> [TASK INSTRUCTIONS]
Determine the number of lines in the data that include the word "relaxing", and write only that number.

Records contained in a dataset:

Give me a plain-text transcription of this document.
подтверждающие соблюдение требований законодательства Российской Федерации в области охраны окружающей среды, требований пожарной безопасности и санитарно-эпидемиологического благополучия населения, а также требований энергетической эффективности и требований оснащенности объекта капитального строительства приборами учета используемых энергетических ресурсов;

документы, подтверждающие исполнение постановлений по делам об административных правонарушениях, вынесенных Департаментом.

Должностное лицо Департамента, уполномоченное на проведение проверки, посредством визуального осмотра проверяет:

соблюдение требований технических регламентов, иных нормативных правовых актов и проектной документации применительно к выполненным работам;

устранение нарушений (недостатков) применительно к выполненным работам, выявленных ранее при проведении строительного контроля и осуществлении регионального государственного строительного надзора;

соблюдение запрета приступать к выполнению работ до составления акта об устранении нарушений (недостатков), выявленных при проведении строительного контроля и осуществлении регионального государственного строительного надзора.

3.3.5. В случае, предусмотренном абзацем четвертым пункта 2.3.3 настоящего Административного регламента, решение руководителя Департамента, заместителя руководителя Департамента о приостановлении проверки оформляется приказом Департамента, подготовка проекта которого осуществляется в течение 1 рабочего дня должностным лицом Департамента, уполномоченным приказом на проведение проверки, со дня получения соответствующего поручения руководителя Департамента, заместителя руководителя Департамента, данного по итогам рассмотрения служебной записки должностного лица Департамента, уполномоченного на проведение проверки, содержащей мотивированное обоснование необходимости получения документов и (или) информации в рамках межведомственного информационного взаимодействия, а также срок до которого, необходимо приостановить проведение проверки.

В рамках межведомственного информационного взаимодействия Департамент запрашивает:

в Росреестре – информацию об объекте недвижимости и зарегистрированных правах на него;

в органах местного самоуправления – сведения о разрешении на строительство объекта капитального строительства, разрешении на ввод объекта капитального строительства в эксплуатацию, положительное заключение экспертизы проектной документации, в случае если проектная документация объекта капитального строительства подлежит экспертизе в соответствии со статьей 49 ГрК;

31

---

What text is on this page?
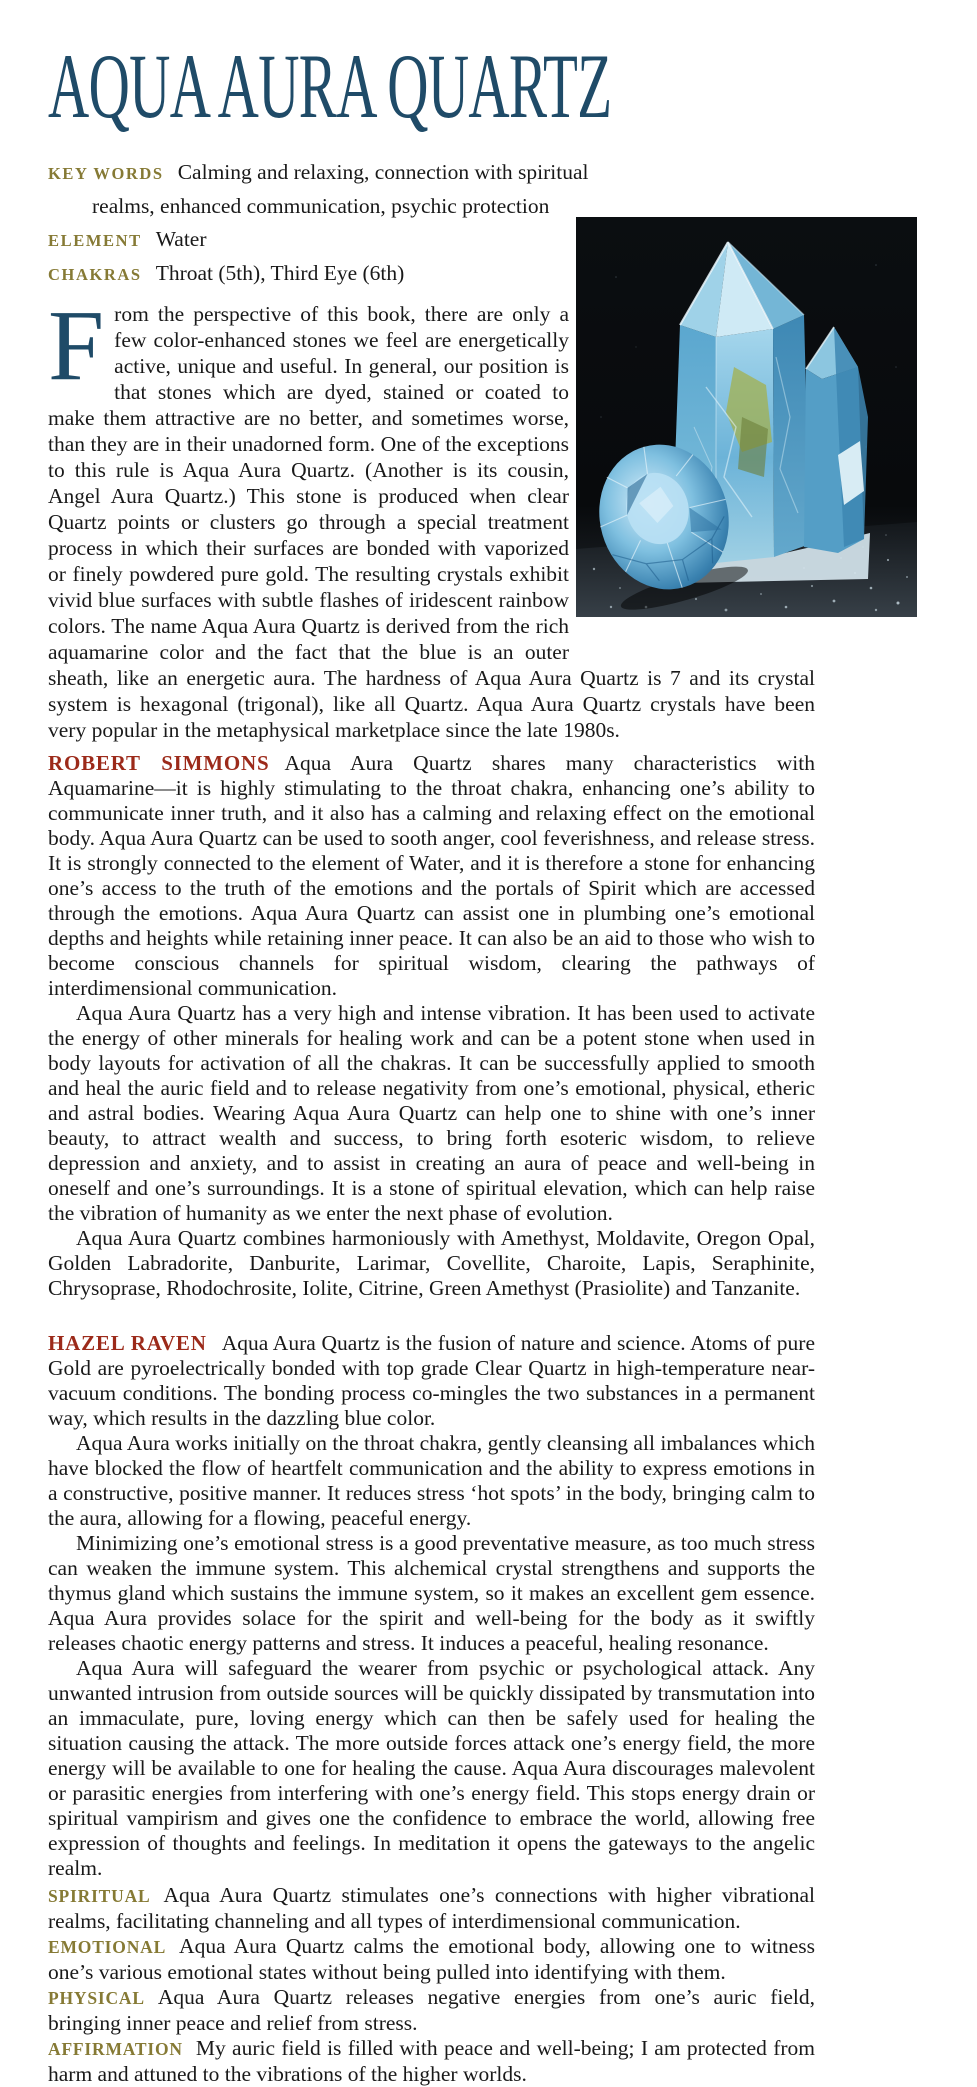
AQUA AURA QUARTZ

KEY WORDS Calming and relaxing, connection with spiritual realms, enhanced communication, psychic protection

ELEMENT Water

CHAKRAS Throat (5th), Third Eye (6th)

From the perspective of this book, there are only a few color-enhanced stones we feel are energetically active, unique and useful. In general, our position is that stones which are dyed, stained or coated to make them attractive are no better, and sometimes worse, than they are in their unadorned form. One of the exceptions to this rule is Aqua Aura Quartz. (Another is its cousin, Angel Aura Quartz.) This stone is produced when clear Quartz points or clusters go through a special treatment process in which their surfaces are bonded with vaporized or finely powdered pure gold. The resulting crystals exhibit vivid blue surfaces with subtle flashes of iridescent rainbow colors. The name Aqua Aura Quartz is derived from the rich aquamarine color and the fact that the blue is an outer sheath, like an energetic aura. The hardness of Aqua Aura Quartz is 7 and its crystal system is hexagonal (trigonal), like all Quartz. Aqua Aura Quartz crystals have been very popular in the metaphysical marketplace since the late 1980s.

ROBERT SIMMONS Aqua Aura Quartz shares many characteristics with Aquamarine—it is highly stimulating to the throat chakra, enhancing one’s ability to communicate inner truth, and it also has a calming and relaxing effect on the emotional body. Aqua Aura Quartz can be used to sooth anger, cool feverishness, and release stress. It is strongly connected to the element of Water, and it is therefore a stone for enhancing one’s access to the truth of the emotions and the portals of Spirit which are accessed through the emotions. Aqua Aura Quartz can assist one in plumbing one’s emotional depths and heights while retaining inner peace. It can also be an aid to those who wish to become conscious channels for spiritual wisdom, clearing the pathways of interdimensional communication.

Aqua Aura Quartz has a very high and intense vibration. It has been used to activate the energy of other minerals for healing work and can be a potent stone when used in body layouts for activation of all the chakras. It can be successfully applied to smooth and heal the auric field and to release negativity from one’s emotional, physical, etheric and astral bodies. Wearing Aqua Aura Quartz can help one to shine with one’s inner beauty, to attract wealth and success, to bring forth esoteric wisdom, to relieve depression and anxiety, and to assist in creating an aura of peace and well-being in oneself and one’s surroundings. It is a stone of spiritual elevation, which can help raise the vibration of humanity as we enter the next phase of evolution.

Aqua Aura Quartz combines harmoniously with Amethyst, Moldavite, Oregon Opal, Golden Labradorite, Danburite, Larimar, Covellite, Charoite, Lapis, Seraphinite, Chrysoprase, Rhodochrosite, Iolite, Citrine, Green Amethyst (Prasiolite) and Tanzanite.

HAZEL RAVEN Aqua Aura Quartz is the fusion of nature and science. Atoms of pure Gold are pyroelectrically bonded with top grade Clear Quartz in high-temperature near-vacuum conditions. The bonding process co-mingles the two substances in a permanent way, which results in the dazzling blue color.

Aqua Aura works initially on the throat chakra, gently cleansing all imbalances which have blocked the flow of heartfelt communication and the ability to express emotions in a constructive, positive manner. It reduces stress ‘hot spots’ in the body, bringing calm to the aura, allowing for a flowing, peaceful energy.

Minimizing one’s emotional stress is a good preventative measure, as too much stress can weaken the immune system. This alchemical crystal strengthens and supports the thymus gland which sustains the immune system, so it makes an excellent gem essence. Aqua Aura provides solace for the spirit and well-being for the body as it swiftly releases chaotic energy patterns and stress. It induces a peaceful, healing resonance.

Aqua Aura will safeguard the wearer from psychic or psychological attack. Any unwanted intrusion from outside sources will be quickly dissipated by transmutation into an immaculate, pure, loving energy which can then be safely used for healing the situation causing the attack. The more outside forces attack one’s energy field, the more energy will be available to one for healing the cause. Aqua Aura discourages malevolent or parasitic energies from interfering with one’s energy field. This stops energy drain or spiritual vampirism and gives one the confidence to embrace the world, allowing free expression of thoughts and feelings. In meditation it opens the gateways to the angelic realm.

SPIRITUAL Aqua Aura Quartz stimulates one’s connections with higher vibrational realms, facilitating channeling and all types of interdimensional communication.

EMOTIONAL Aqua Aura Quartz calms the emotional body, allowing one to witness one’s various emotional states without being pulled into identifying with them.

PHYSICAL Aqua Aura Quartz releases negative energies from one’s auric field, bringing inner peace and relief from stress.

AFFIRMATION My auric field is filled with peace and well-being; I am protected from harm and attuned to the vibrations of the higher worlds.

> [WORKED ANSWER]
2